_Do this_
Reproduce the complete listing without any deviation.

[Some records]
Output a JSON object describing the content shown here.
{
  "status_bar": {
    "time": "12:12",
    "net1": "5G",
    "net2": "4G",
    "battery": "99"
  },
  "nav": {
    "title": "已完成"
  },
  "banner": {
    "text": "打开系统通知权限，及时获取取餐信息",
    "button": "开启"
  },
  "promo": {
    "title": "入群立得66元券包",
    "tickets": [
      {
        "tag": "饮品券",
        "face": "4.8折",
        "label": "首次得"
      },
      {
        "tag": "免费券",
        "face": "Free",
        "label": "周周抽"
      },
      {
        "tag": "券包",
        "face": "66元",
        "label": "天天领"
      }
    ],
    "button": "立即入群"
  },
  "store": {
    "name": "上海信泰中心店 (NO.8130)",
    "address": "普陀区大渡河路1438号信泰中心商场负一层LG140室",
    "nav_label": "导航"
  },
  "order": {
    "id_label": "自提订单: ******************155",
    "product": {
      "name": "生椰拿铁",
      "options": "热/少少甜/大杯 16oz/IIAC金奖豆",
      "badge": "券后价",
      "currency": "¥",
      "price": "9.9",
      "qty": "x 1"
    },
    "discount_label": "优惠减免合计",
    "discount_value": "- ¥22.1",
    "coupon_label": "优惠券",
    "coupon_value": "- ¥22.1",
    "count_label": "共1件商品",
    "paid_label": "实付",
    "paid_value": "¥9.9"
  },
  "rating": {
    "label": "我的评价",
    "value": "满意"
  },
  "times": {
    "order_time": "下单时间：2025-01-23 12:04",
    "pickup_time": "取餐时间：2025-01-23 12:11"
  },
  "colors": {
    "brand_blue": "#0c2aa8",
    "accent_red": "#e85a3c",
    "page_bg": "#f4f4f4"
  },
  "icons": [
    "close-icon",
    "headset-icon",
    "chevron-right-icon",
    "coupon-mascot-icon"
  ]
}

_Result of the task_
Output a JSON object describing the content shown here.
{
  "status_bar": {
    "time": "12:12",
    "net1": "5G",
    "net2": "4G",
    "battery": "99"
  },
  "nav": {
    "title": "已完成"
  },
  "banner": {
    "text": "打开系统通知权限，及时获取取餐信息",
    "button": "开启"
  },
  "promo": {
    "title": "入群立得66元券包",
    "tickets": [
      {
        "tag": "饮品券",
        "face": "4.8折",
        "label": "首次得"
      },
      {
        "tag": "免费券",
        "face": "Free",
        "label": "周周抽"
      },
      {
        "tag": "券包",
        "face": "66元",
        "label": "天天领"
      }
    ],
    "button": "立即入群"
  },
  "store": {
    "name": "上海信泰中心店 (NO.8130)",
    "address": "普陀区大渡河路1438号信泰中心商场负一层LG140室",
    "nav_label": "导航"
  },
  "order": {
    "id_label": "自提订单: ******************155",
    "product": {
      "name": "生椰拿铁",
      "options": "热/少少甜/大杯 16oz/IIAC金奖豆",
      "badge": "券后价",
      "currency": "¥",
      "price": "9.9",
      "qty": "x 1"
    },
    "discount_label": "优惠减免合计",
    "discount_value": "- ¥22.1",
    "coupon_label": "优惠券",
    "coupon_value": "- ¥22.1",
    "count_label": "共1件商品",
    "paid_label": "实付",
    "paid_value": "¥9.9"
  },
  "rating": {
    "label": "我的评价",
    "value": "满意"
  },
  "times": {
    "order_time": "下单时间：2025-01-23 12:04",
    "pickup_time": "取餐时间：2025-01-23 12:11"
  },
  "colors": {
    "brand_blue": "#0c2aa8",
    "accent_red": "#e85a3c",
    "page_bg": "#f4f4f4"
  },
  "icons": [
    "close-icon",
    "headset-icon",
    "chevron-right-icon",
    "coupon-mascot-icon"
  ]
}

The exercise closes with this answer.